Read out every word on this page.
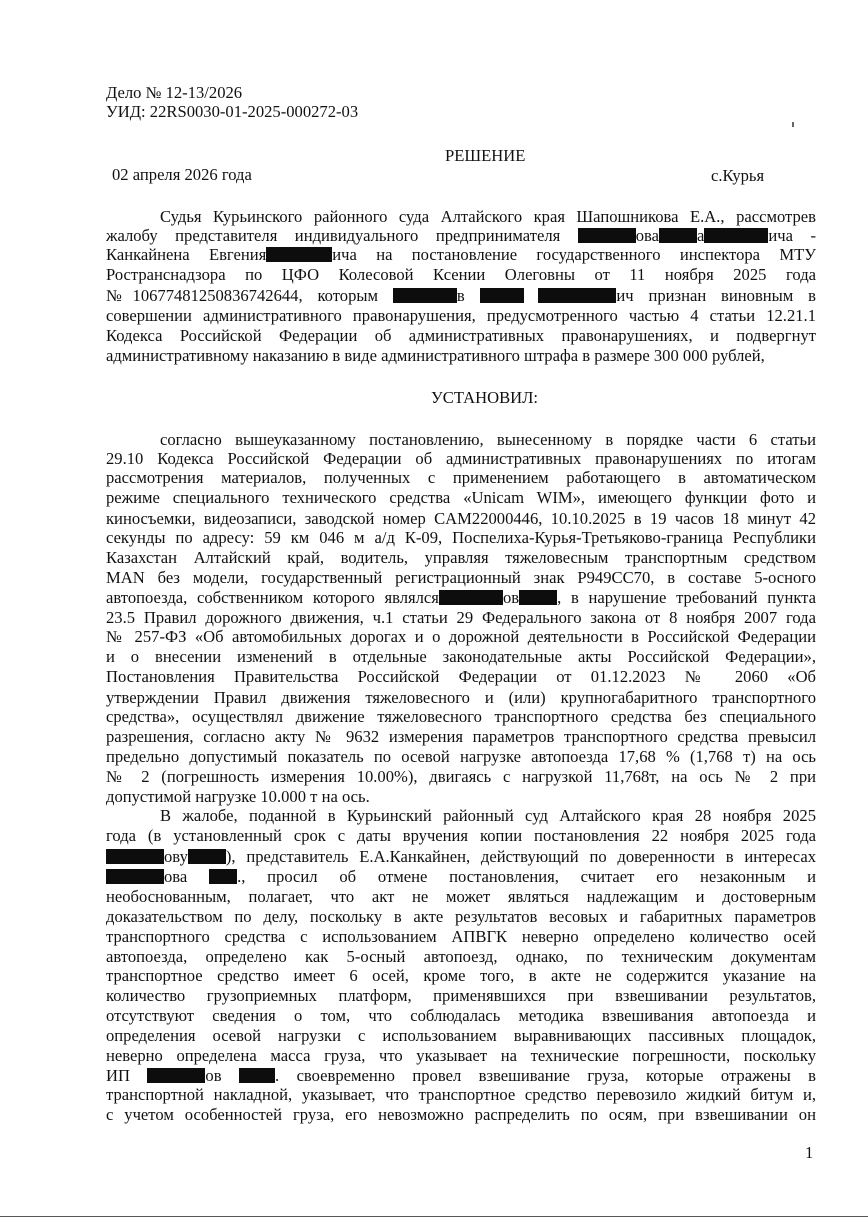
Дело № 12-13/2026
УИД: 22RS0030-01-2025-000272-03
РЕШЕНИЕ
02 апреля 2026 года	с.Курья
Судья Курьинского районного суда Алтайского края Шапошникова Е.А., рассмотрев
жалобу представителя индивидуального предпринимателя	ова а	ича -
Канкайнена Евгения	ича на постановление государственного инспектора МТУ
Ространснадзора по ЦФО Колесовой Ксении Олеговны от 11 ноября 2025 года
№10677481250836742644, которым	в	ич признан виновным в
совершении административного правонарушения, предусмотренного частью 4 статьи 12.21.1
Кодекса Российской Федерации об административных правонарушениях, и подвергнут
административному наказанию в виде административного штрафа в размере 300 000 рублей,
УСТАНОВИЛ:
согласно вышеуказанному постановлению, вынесенному в порядке части 6 статьи
29.10 Кодекса Российской Федерации об административных правонарушениях по итогам
рассмотрения материалов, полученных с применением работающего в автоматическом
режиме специального технического средства «Unicam WIM», имеющего функции фото и
киносъемки, видеозаписи, заводской номер CAM22000446, 10.10.2025 в 19 часов 18 минут 42
секунды по адресу: 59 км 046 м а/д К-09, Поспелиха-Курья-Третьяково-граница Республики
Казахстан Алтайский край, водитель, управляя тяжеловесным транспортным средством
MAN без модели, государственный регистрационный знак Р949СС70, в составе 5-осного
автопоезда, собственником которого являлся	ов , в нарушение требований пункта
23.5 Правил дорожного движения, ч.1 статьи 29 Федерального закона от 8 ноября 2007 года
№ 257-ФЗ «Об автомобильных дорогах и о дорожной деятельности в Российской Федерации
и о внесении изменений в отдельные законодательные акты Российской Федерации»,
Постановления Правительства Российской Федерации от 01.12.2023 № 2060 «Об
утверждении Правил движения тяжеловесного и (или) крупногабаритного транспортного
средства», осуществлял движение тяжеловесного транспортного средства без специального
разрешения, согласно акту № 9632 измерения параметров транспортного средства превысил
предельно допустимый показатель по осевой нагрузке автопоезда 17,68 % (1,768 т) на ось
№ 2 (погрешность измерения 10.00%), двигаясь с нагрузкой 11,768т, на ось № 2 при
допустимой нагрузке 10.000 т на ось.
В жалобе, поданной в Курьинский районный суд Алтайского края 28 ноября 2025
года (в установленный срок с даты вручения копии постановления 22 ноября 2025 года
ову ), представитель Е.А.Канкайнен, действующий по доверенности в интересах
ова ., просил об отмене постановления, считает его незаконным и
необоснованным, полагает, что акт не может являться надлежащим и достоверным
доказательством по делу, поскольку в акте результатов весовых и габаритных параметров
транспортного средства с использованием АПВГК неверно определено количество осей
автопоезда, определено как 5-осный автопоезд, однако, по техническим документам
транспортное средство имеет 6 осей, кроме того, в акте не содержится указание на
количество грузоприемных платформ, применявшихся при взвешивании результатов,
отсутствуют сведения о том, что соблюдалась методика взвешивания автопоезда и
определения осевой нагрузки с использованием выравнивающих пассивных площадок,
неверно определена масса груза, что указывает на технические погрешности, поскольку
ИП	ов . своевременно провел взвешивание груза, которые отражены в
транспортной накладной, указывает, что транспортное средство перевозило жидкий битум и,
с учетом особенностей груза, его невозможно распределить по осям, при взвешивании он
1
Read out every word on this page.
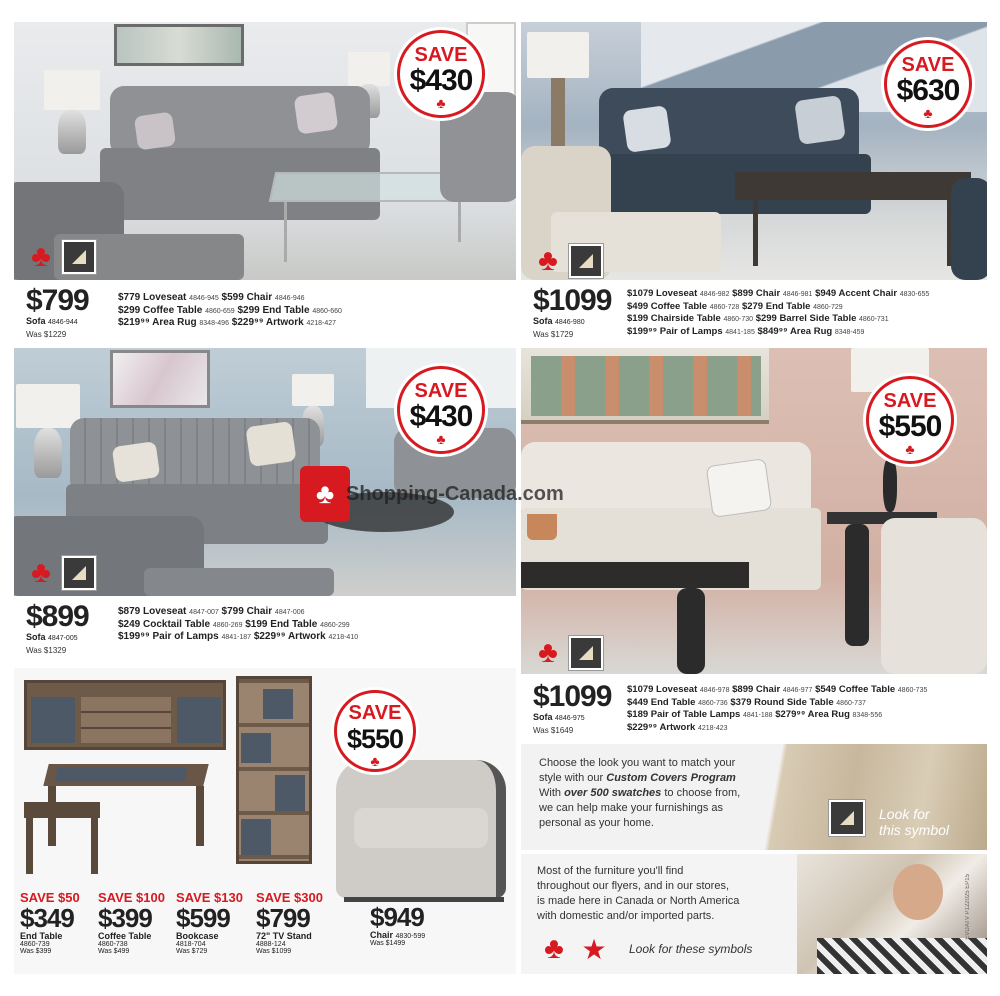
SAVE
$430
♣
♣
$799
Sofa 4846-944
Was $1229
$779 Loveseat 4846-945 $599 Chair 4846-946
$299 Coffee Table 4860-659 $299 End Table 4860-660
$219⁹⁹ Area Rug 8348-496 $229⁹⁹ Artwork 4218-427
SAVE
$630
♣
♣
$1099
Sofa 4846-980
Was $1729
$1079 Loveseat 4846-982 $899 Chair 4846-981 $949 Accent Chair 4830-655
$499 Coffee Table 4860-728 $279 End Table 4860-729
$199 Chairside Table 4860-730 $299 Barrel Side Table 4860-731
$199⁹⁹ Pair of Lamps 4841-185 $849⁹⁹ Area Rug 8348-459
SAVE
$430
♣
♣
$899
Sofa 4847-005
Was $1329
$879 Loveseat 4847-007 $799 Chair 4847-006
$249 Cocktail Table 4860-269 $199 End Table 4860-299
$199⁹⁹ Pair of Lamps 4841-187 $229⁹⁹ Artwork 4218-410
SAVE
$550
♣
♣
$1099
Sofa 4846-975
Was $1649
$1079 Loveseat 4846-978 $899 Chair 4846-977 $549 Coffee Table 4860-735
$449 End Table 4860-736 $379 Round Side Table 4860-737
$189 Pair of Table Lamps 4841-188 $279⁹⁹ Area Rug 8348-556
$229⁹⁹ Artwork 4218-423
SAVE
$550
♣
SAVE $50
$349
End Table
4860-739
Was $399
SAVE $100
$399
Coffee Table
4860-738
Was $499
SAVE $130
$599
Bookcase
4818-704
Was $729
SAVE $300
$799
72" TV Stand
4888-124
Was $1099
$949
Chair 4830-599
Was $1499
Choose the look you want to match your
style with our Custom Covers Program
With over 500 swatches to choose from,
we can help make your furnishings as
personal as your home.
Look for
this symbol
Most of the furniture you'll find
throughout our flyers, and in our stores,
is made here in Canada or North America
with domestic and/or imported parts.
♣ ★	Look for these symbols
EVDATV P122025 EP15
♣ Shopping-Canada.com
============
■ To do
Pull out and copy each line containing the string "административного".

■ Exercise response
совершении административного правонарушения, предусмотренного частью 4 статьи 12.21.1
административному наказанию в виде административного штрафа в размере 300 000 рублей,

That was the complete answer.